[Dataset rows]
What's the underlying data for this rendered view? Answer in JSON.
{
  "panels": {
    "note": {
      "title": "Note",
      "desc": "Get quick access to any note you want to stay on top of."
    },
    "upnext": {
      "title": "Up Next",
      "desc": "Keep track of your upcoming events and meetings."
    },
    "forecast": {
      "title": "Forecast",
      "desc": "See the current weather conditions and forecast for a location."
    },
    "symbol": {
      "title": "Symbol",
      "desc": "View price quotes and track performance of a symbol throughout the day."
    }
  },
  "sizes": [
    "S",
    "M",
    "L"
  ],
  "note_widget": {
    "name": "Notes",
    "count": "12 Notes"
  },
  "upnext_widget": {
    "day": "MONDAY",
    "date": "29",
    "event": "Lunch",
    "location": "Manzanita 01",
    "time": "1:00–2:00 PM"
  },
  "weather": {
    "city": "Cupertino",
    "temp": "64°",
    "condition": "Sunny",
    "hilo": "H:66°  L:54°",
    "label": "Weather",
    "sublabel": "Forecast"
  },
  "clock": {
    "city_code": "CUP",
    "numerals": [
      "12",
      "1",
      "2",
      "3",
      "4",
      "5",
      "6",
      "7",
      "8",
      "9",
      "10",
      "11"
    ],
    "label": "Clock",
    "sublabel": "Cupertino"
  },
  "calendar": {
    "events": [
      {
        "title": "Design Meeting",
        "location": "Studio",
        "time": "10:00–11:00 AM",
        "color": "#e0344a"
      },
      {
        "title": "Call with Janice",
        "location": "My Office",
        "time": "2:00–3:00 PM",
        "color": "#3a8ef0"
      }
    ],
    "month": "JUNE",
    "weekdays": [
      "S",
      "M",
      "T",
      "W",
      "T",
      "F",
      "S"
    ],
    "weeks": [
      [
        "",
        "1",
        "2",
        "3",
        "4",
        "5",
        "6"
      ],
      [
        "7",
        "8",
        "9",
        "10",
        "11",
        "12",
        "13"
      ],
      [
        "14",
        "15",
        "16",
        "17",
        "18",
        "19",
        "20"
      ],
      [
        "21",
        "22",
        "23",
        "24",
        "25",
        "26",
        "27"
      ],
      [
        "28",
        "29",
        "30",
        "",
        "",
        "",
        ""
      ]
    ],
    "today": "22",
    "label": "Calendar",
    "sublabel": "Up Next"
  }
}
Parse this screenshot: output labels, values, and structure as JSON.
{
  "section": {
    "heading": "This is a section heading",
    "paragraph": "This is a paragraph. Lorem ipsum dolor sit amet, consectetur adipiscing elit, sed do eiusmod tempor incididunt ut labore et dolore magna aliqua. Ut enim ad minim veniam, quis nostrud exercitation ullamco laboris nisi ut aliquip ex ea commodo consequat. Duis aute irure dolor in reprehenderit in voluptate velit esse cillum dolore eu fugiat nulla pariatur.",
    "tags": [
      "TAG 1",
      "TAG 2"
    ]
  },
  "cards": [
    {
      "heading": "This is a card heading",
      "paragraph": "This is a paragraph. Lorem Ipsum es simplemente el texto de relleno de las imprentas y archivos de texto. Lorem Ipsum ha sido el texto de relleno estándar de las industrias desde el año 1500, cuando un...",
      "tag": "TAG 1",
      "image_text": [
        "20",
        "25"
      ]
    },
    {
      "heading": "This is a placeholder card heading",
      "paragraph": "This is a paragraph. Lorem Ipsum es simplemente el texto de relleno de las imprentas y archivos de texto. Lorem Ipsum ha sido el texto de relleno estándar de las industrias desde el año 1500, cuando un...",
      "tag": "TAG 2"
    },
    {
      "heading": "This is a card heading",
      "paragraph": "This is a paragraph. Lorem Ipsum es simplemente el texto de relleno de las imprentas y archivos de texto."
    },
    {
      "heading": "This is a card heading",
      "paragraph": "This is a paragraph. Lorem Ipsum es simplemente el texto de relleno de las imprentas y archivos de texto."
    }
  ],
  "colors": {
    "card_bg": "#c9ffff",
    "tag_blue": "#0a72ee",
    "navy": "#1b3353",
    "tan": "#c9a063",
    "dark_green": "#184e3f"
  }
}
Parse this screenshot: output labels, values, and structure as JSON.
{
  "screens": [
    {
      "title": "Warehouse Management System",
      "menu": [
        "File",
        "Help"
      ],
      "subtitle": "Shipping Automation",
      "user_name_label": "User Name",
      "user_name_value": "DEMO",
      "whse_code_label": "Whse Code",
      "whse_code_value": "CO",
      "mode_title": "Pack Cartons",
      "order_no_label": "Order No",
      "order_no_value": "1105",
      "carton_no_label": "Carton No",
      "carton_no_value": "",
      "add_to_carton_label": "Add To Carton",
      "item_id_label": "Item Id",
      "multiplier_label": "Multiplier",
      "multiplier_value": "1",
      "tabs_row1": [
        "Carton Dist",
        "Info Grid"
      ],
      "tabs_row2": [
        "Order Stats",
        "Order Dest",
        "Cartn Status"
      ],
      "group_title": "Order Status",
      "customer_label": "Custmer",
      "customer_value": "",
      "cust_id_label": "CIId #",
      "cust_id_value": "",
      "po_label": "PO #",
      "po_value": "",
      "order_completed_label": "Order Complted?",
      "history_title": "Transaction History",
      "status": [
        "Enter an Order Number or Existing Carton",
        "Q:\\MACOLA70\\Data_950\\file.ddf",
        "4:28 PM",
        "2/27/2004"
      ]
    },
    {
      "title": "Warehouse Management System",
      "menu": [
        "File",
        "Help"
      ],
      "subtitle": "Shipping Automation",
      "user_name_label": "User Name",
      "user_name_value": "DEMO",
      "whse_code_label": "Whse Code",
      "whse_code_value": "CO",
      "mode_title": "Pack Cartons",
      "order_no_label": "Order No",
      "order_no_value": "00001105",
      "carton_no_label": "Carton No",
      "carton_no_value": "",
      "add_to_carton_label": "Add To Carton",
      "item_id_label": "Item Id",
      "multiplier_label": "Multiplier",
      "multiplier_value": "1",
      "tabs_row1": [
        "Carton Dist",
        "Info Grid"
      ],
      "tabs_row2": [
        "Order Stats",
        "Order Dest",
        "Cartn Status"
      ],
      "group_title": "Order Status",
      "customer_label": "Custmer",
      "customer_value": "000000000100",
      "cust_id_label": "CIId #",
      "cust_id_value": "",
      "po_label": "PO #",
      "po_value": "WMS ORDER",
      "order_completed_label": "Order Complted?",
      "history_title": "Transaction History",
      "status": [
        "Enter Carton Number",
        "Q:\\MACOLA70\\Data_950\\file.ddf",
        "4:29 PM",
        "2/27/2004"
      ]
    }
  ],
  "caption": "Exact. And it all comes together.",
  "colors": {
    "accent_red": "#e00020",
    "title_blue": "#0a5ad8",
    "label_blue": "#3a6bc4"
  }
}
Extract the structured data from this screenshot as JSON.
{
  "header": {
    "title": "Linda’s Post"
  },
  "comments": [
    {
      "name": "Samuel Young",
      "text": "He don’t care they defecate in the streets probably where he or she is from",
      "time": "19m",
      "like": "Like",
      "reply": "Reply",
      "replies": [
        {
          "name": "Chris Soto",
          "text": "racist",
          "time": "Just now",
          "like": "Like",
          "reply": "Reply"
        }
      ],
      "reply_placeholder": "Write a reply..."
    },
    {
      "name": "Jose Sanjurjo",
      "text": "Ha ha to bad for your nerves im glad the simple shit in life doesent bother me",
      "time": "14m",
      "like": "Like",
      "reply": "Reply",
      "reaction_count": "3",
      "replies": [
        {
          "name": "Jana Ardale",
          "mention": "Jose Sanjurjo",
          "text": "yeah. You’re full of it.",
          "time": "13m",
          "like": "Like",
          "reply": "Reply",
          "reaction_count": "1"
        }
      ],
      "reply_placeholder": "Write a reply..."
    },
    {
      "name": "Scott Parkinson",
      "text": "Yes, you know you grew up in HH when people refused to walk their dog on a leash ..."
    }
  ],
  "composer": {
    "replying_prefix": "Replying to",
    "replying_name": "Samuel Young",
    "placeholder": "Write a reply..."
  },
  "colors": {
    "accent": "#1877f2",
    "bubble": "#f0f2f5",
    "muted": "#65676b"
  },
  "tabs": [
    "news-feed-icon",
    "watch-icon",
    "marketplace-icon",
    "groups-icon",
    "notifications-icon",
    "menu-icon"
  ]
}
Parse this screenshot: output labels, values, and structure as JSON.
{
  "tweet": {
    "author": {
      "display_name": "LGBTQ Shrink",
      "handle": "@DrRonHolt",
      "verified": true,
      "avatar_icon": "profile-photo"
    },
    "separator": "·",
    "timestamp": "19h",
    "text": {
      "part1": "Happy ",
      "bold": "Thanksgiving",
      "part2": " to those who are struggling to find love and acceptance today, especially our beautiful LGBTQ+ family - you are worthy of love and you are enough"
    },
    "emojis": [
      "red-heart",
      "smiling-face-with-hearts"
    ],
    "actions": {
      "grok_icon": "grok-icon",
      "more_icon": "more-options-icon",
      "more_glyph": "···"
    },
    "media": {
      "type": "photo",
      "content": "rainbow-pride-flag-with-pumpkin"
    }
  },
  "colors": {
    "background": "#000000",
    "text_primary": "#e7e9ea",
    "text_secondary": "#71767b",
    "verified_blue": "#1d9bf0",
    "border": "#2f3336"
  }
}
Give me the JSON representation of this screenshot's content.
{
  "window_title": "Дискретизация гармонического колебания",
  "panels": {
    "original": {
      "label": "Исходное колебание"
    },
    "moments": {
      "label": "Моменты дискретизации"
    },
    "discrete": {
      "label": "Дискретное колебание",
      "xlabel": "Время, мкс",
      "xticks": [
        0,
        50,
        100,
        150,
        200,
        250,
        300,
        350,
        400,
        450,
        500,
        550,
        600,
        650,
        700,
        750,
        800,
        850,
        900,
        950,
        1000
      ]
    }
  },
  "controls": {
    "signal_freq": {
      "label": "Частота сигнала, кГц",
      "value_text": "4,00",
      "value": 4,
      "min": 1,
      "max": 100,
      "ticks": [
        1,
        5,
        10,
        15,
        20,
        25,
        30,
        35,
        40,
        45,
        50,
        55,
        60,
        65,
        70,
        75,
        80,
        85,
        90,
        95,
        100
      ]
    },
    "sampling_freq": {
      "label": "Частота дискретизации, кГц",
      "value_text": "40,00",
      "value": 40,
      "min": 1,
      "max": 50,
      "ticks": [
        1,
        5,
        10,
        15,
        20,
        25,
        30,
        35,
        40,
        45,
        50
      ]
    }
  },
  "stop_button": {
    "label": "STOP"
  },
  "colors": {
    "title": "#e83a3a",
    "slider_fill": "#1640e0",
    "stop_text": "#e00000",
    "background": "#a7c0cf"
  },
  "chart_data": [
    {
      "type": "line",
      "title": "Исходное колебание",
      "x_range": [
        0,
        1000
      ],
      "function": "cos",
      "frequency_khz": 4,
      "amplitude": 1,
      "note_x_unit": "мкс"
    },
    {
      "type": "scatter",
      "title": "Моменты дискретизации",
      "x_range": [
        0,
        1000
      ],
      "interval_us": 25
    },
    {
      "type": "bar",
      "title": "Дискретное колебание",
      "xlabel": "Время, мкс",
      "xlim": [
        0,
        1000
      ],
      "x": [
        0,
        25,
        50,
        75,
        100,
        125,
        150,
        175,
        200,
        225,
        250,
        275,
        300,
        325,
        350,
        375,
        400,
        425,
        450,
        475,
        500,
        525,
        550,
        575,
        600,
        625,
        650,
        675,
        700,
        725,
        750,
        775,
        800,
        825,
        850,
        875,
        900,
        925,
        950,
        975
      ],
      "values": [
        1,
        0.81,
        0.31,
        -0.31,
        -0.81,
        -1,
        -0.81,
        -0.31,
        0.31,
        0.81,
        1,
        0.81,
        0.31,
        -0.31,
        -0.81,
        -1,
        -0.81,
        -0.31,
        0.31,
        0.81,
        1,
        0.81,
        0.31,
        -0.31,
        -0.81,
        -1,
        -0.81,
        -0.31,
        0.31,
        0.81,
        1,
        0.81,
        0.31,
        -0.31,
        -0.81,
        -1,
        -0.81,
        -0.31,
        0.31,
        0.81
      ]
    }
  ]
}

#### Exercise:
Look through the lines above and collect those with the word "колебание".

#### Answer to this task:
      "label": "Исходное колебание"
      "label": "Дискретное колебание",
      "title": "Исходное колебание",
      "title": "Дискретное колебание",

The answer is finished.